Exercise directions:
Beneath this sentence is a set of records; write each of them out exactly.

Records from a data source
# # # #
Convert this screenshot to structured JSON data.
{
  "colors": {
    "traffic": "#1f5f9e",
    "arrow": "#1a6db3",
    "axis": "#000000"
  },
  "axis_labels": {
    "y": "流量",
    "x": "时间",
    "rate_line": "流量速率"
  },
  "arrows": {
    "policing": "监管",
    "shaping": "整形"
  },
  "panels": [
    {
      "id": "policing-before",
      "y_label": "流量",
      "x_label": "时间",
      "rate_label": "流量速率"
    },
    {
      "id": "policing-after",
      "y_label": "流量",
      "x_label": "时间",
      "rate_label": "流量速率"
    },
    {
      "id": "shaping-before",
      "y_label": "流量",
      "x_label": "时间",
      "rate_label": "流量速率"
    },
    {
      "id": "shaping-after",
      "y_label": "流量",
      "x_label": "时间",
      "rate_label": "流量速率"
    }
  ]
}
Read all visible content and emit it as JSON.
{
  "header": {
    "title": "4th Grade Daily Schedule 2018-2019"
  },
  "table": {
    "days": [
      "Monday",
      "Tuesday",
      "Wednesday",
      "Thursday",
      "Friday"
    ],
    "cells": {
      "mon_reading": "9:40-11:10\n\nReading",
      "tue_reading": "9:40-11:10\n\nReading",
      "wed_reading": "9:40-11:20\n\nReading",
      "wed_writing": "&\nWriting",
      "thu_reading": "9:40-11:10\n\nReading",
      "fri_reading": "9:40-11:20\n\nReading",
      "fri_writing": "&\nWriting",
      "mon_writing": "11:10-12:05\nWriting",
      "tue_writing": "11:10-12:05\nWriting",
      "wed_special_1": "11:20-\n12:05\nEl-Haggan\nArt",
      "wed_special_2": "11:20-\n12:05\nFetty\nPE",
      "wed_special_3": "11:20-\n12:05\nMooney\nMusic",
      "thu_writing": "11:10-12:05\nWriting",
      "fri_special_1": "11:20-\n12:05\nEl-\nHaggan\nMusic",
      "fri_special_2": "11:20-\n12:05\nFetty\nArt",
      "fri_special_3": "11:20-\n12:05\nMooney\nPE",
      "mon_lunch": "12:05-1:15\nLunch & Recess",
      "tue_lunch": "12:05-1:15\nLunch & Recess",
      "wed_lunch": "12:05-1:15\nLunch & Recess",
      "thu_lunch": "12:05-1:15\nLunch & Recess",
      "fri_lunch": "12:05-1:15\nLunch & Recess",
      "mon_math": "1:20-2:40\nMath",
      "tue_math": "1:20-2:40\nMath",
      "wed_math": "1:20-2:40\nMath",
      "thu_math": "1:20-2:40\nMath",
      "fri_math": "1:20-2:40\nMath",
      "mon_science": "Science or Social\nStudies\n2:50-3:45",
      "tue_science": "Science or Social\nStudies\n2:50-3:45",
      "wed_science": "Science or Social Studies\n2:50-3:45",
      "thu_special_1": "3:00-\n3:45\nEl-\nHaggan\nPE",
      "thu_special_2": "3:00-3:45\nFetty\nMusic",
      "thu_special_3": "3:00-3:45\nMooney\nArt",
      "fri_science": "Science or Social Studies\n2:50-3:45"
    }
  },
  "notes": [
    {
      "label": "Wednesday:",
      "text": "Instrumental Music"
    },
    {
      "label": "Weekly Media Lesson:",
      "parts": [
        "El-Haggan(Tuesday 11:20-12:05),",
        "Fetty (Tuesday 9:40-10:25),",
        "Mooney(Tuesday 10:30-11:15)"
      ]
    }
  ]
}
# # # #
Response:
Convert this screenshot to structured JSON data.
{
  "colors": {
    "traffic": "#1f5f9e",
    "arrow": "#1a6db3",
    "axis": "#000000"
  },
  "axis_labels": {
    "y": "流量",
    "x": "时间",
    "rate_line": "流量速率"
  },
  "arrows": {
    "policing": "监管",
    "shaping": "整形"
  },
  "panels": [
    {
      "id": "policing-before",
      "y_label": "流量",
      "x_label": "时间",
      "rate_label": "流量速率"
    },
    {
      "id": "policing-after",
      "y_label": "流量",
      "x_label": "时间",
      "rate_label": "流量速率"
    },
    {
      "id": "shaping-before",
      "y_label": "流量",
      "x_label": "时间",
      "rate_label": "流量速率"
    },
    {
      "id": "shaping-after",
      "y_label": "流量",
      "x_label": "时间",
      "rate_label": "流量速率"
    }
  ]
}
Read all visible content and emit it as JSON.
{
  "header": {
    "title": "4th Grade Daily Schedule 2018-2019"
  },
  "table": {
    "days": [
      "Monday",
      "Tuesday",
      "Wednesday",
      "Thursday",
      "Friday"
    ],
    "cells": {
      "mon_reading": "9:40-11:10\n\nReading",
      "tue_reading": "9:40-11:10\n\nReading",
      "wed_reading": "9:40-11:20\n\nReading",
      "wed_writing": "&\nWriting",
      "thu_reading": "9:40-11:10\n\nReading",
      "fri_reading": "9:40-11:20\n\nReading",
      "fri_writing": "&\nWriting",
      "mon_writing": "11:10-12:05\nWriting",
      "tue_writing": "11:10-12:05\nWriting",
      "wed_special_1": "11:20-\n12:05\nEl-Haggan\nArt",
      "wed_special_2": "11:20-\n12:05\nFetty\nPE",
      "wed_special_3": "11:20-\n12:05\nMooney\nMusic",
      "thu_writing": "11:10-12:05\nWriting",
      "fri_special_1": "11:20-\n12:05\nEl-\nHaggan\nMusic",
      "fri_special_2": "11:20-\n12:05\nFetty\nArt",
      "fri_special_3": "11:20-\n12:05\nMooney\nPE",
      "mon_lunch": "12:05-1:15\nLunch & Recess",
      "tue_lunch": "12:05-1:15\nLunch & Recess",
      "wed_lunch": "12:05-1:15\nLunch & Recess",
      "thu_lunch": "12:05-1:15\nLunch & Recess",
      "fri_lunch": "12:05-1:15\nLunch & Recess",
      "mon_math": "1:20-2:40\nMath",
      "tue_math": "1:20-2:40\nMath",
      "wed_math": "1:20-2:40\nMath",
      "thu_math": "1:20-2:40\nMath",
      "fri_math": "1:20-2:40\nMath",
      "mon_science": "Science or Social\nStudies\n2:50-3:45",
      "tue_science": "Science or Social\nStudies\n2:50-3:45",
      "wed_science": "Science or Social Studies\n2:50-3:45",
      "thu_special_1": "3:00-\n3:45\nEl-\nHaggan\nPE",
      "thu_special_2": "3:00-3:45\nFetty\nMusic",
      "thu_special_3": "3:00-3:45\nMooney\nArt",
      "fri_science": "Science or Social Studies\n2:50-3:45"
    }
  },
  "notes": [
    {
      "label": "Wednesday:",
      "text": "Instrumental Music"
    },
    {
      "label": "Weekly Media Lesson:",
      "parts": [
        "El-Haggan(Tuesday 11:20-12:05),",
        "Fetty (Tuesday 9:40-10:25),",
        "Mooney(Tuesday 10:30-11:15)"
      ]
    }
  ]
}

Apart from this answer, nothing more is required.